- What is needed -
Each line below is to be written out in full, exactly as shown.

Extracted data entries
--- Begin ---

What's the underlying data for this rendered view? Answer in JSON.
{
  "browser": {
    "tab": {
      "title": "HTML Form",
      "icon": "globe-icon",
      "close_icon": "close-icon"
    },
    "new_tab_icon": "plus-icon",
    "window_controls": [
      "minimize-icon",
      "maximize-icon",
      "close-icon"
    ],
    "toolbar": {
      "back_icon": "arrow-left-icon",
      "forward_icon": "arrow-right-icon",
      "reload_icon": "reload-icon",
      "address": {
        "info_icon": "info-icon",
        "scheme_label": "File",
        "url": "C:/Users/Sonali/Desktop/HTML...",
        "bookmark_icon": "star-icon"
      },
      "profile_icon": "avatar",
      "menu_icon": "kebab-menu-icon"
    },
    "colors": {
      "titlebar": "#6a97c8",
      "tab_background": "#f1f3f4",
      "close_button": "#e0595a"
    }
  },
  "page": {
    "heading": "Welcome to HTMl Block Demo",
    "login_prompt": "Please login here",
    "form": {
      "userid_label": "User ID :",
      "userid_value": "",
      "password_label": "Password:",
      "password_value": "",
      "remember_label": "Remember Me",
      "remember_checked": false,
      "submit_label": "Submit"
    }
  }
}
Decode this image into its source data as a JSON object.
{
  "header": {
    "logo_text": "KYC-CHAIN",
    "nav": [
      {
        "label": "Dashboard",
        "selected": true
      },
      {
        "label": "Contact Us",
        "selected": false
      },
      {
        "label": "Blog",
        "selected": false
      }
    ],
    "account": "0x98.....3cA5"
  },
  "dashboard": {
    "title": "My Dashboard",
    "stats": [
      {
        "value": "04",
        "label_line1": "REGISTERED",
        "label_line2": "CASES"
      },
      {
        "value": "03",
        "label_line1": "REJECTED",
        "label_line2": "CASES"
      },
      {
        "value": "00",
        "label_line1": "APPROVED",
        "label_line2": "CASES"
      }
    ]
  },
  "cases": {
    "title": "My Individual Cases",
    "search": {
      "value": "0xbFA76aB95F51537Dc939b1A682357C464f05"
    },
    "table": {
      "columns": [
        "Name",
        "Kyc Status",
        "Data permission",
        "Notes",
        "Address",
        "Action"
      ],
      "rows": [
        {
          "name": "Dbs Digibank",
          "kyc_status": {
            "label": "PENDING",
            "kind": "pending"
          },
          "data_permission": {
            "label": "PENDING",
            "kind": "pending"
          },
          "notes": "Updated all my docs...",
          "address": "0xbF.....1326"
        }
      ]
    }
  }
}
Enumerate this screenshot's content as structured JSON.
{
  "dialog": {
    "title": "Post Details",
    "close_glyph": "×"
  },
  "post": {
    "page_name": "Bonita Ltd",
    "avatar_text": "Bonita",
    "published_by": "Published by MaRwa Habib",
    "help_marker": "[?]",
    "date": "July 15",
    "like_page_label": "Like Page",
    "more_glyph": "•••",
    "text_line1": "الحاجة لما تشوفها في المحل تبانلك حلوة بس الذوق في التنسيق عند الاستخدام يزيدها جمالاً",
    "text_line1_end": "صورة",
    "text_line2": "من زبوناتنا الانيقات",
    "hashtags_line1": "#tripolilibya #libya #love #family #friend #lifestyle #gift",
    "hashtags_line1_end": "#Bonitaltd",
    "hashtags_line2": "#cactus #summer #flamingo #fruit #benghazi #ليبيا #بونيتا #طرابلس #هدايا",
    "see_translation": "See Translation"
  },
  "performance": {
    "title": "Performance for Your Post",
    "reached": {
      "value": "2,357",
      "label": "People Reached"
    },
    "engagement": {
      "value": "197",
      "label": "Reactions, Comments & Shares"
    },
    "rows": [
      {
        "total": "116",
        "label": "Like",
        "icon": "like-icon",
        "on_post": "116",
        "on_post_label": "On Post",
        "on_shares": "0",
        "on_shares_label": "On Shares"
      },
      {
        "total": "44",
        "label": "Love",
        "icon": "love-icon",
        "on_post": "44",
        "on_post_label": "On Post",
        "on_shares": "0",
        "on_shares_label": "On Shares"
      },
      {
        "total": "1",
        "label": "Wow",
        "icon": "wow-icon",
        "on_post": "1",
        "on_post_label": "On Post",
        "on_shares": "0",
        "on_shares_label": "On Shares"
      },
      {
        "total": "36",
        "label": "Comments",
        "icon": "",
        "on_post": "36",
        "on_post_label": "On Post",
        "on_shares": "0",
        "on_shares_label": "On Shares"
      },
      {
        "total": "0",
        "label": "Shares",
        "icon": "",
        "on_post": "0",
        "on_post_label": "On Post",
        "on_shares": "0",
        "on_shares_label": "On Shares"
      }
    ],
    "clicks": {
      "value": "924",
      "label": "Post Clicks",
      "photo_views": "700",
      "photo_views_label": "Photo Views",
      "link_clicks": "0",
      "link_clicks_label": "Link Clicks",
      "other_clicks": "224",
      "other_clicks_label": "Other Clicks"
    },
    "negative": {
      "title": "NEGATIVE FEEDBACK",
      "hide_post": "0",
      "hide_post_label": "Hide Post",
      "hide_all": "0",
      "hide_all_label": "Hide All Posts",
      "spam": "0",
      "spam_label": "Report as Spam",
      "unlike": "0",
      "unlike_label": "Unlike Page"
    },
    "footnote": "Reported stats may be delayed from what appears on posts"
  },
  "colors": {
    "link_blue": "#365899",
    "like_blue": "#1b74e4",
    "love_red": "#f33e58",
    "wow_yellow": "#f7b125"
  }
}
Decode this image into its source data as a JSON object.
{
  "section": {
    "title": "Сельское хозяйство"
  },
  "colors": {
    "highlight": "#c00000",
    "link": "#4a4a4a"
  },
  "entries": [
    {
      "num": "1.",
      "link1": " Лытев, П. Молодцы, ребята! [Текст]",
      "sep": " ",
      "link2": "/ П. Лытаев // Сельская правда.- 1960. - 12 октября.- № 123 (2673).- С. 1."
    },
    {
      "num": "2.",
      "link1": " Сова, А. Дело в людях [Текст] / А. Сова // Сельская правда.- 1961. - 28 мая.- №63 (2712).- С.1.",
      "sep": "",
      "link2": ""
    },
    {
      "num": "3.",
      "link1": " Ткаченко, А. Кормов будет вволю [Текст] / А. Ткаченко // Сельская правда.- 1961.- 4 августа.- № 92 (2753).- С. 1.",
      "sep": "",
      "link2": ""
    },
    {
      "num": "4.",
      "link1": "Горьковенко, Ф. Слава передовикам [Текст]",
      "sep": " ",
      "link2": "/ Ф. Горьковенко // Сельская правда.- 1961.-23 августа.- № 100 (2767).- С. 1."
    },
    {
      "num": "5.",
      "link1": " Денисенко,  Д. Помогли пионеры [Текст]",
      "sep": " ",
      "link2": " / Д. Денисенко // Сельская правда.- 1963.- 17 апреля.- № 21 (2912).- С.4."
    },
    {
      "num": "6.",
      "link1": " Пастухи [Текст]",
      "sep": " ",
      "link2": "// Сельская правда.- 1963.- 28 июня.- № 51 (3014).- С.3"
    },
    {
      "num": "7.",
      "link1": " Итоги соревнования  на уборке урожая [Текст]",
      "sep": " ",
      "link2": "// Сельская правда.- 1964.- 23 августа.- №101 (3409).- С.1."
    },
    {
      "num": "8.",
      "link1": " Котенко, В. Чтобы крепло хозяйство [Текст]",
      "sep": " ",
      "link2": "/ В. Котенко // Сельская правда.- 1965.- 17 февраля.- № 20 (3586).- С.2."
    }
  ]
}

--- End ---

- Solution to this problem -
What's the underlying data for this rendered view? Answer in JSON.
{
  "browser": {
    "tab": {
      "title": "HTML Form",
      "icon": "globe-icon",
      "close_icon": "close-icon"
    },
    "new_tab_icon": "plus-icon",
    "window_controls": [
      "minimize-icon",
      "maximize-icon",
      "close-icon"
    ],
    "toolbar": {
      "back_icon": "arrow-left-icon",
      "forward_icon": "arrow-right-icon",
      "reload_icon": "reload-icon",
      "address": {
        "info_icon": "info-icon",
        "scheme_label": "File",
        "url": "C:/Users/Sonali/Desktop/HTML...",
        "bookmark_icon": "star-icon"
      },
      "profile_icon": "avatar",
      "menu_icon": "kebab-menu-icon"
    },
    "colors": {
      "titlebar": "#6a97c8",
      "tab_background": "#f1f3f4",
      "close_button": "#e0595a"
    }
  },
  "page": {
    "heading": "Welcome to HTMl Block Demo",
    "login_prompt": "Please login here",
    "form": {
      "userid_label": "User ID :",
      "userid_value": "",
      "password_label": "Password:",
      "password_value": "",
      "remember_label": "Remember Me",
      "remember_checked": false,
      "submit_label": "Submit"
    }
  }
}
Decode this image into its source data as a JSON object.
{
  "header": {
    "logo_text": "KYC-CHAIN",
    "nav": [
      {
        "label": "Dashboard",
        "selected": true
      },
      {
        "label": "Contact Us",
        "selected": false
      },
      {
        "label": "Blog",
        "selected": false
      }
    ],
    "account": "0x98.....3cA5"
  },
  "dashboard": {
    "title": "My Dashboard",
    "stats": [
      {
        "value": "04",
        "label_line1": "REGISTERED",
        "label_line2": "CASES"
      },
      {
        "value": "03",
        "label_line1": "REJECTED",
        "label_line2": "CASES"
      },
      {
        "value": "00",
        "label_line1": "APPROVED",
        "label_line2": "CASES"
      }
    ]
  },
  "cases": {
    "title": "My Individual Cases",
    "search": {
      "value": "0xbFA76aB95F51537Dc939b1A682357C464f05"
    },
    "table": {
      "columns": [
        "Name",
        "Kyc Status",
        "Data permission",
        "Notes",
        "Address",
        "Action"
      ],
      "rows": [
        {
          "name": "Dbs Digibank",
          "kyc_status": {
            "label": "PENDING",
            "kind": "pending"
          },
          "data_permission": {
            "label": "PENDING",
            "kind": "pending"
          },
          "notes": "Updated all my docs...",
          "address": "0xbF.....1326"
        }
      ]
    }
  }
}
Enumerate this screenshot's content as structured JSON.
{
  "dialog": {
    "title": "Post Details",
    "close_glyph": "×"
  },
  "post": {
    "page_name": "Bonita Ltd",
    "avatar_text": "Bonita",
    "published_by": "Published by MaRwa Habib",
    "help_marker": "[?]",
    "date": "July 15",
    "like_page_label": "Like Page",
    "more_glyph": "•••",
    "text_line1": "الحاجة لما تشوفها في المحل تبانلك حلوة بس الذوق في التنسيق عند الاستخدام يزيدها جمالاً",
    "text_line1_end": "صورة",
    "text_line2": "من زبوناتنا الانيقات",
    "hashtags_line1": "#tripolilibya #libya #love #family #friend #lifestyle #gift",
    "hashtags_line1_end": "#Bonitaltd",
    "hashtags_line2": "#cactus #summer #flamingo #fruit #benghazi #ليبيا #بونيتا #طرابلس #هدايا",
    "see_translation": "See Translation"
  },
  "performance": {
    "title": "Performance for Your Post",
    "reached": {
      "value": "2,357",
      "label": "People Reached"
    },
    "engagement": {
      "value": "197",
      "label": "Reactions, Comments & Shares"
    },
    "rows": [
      {
        "total": "116",
        "label": "Like",
        "icon": "like-icon",
        "on_post": "116",
        "on_post_label": "On Post",
        "on_shares": "0",
        "on_shares_label": "On Shares"
      },
      {
        "total": "44",
        "label": "Love",
        "icon": "love-icon",
        "on_post": "44",
        "on_post_label": "On Post",
        "on_shares": "0",
        "on_shares_label": "On Shares"
      },
      {
        "total": "1",
        "label": "Wow",
        "icon": "wow-icon",
        "on_post": "1",
        "on_post_label": "On Post",
        "on_shares": "0",
        "on_shares_label": "On Shares"
      },
      {
        "total": "36",
        "label": "Comments",
        "icon": "",
        "on_post": "36",
        "on_post_label": "On Post",
        "on_shares": "0",
        "on_shares_label": "On Shares"
      },
      {
        "total": "0",
        "label": "Shares",
        "icon": "",
        "on_post": "0",
        "on_post_label": "On Post",
        "on_shares": "0",
        "on_shares_label": "On Shares"
      }
    ],
    "clicks": {
      "value": "924",
      "label": "Post Clicks",
      "photo_views": "700",
      "photo_views_label": "Photo Views",
      "link_clicks": "0",
      "link_clicks_label": "Link Clicks",
      "other_clicks": "224",
      "other_clicks_label": "Other Clicks"
    },
    "negative": {
      "title": "NEGATIVE FEEDBACK",
      "hide_post": "0",
      "hide_post_label": "Hide Post",
      "hide_all": "0",
      "hide_all_label": "Hide All Posts",
      "spam": "0",
      "spam_label": "Report as Spam",
      "unlike": "0",
      "unlike_label": "Unlike Page"
    },
    "footnote": "Reported stats may be delayed from what appears on posts"
  },
  "colors": {
    "link_blue": "#365899",
    "like_blue": "#1b74e4",
    "love_red": "#f33e58",
    "wow_yellow": "#f7b125"
  }
}
Decode this image into its source data as a JSON object.
{
  "section": {
    "title": "Сельское хозяйство"
  },
  "colors": {
    "highlight": "#c00000",
    "link": "#4a4a4a"
  },
  "entries": [
    {
      "num": "1.",
      "link1": " Лытев, П. Молодцы, ребята! [Текст]",
      "sep": " ",
      "link2": "/ П. Лытаев // Сельская правда.- 1960. - 12 октября.- № 123 (2673).- С. 1."
    },
    {
      "num": "2.",
      "link1": " Сова, А. Дело в людях [Текст] / А. Сова // Сельская правда.- 1961. - 28 мая.- №63 (2712).- С.1.",
      "sep": "",
      "link2": ""
    },
    {
      "num": "3.",
      "link1": " Ткаченко, А. Кормов будет вволю [Текст] / А. Ткаченко // Сельская правда.- 1961.- 4 августа.- № 92 (2753).- С. 1.",
      "sep": "",
      "link2": ""
    },
    {
      "num": "4.",
      "link1": "Горьковенко, Ф. Слава передовикам [Текст]",
      "sep": " ",
      "link2": "/ Ф. Горьковенко // Сельская правда.- 1961.-23 августа.- № 100 (2767).- С. 1."
    },
    {
      "num": "5.",
      "link1": " Денисенко,  Д. Помогли пионеры [Текст]",
      "sep": " ",
      "link2": " / Д. Денисенко // Сельская правда.- 1963.- 17 апреля.- № 21 (2912).- С.4."
    },
    {
      "num": "6.",
      "link1": " Пастухи [Текст]",
      "sep": " ",
      "link2": "// Сельская правда.- 1963.- 28 июня.- № 51 (3014).- С.3"
    },
    {
      "num": "7.",
      "link1": " Итоги соревнования  на уборке урожая [Текст]",
      "sep": " ",
      "link2": "// Сельская правда.- 1964.- 23 августа.- №101 (3409).- С.1."
    },
    {
      "num": "8.",
      "link1": " Котенко, В. Чтобы крепло хозяйство [Текст]",
      "sep": " ",
      "link2": "/ В. Котенко // Сельская правда.- 1965.- 17 февраля.- № 20 (3586).- С.2."
    }
  ]
}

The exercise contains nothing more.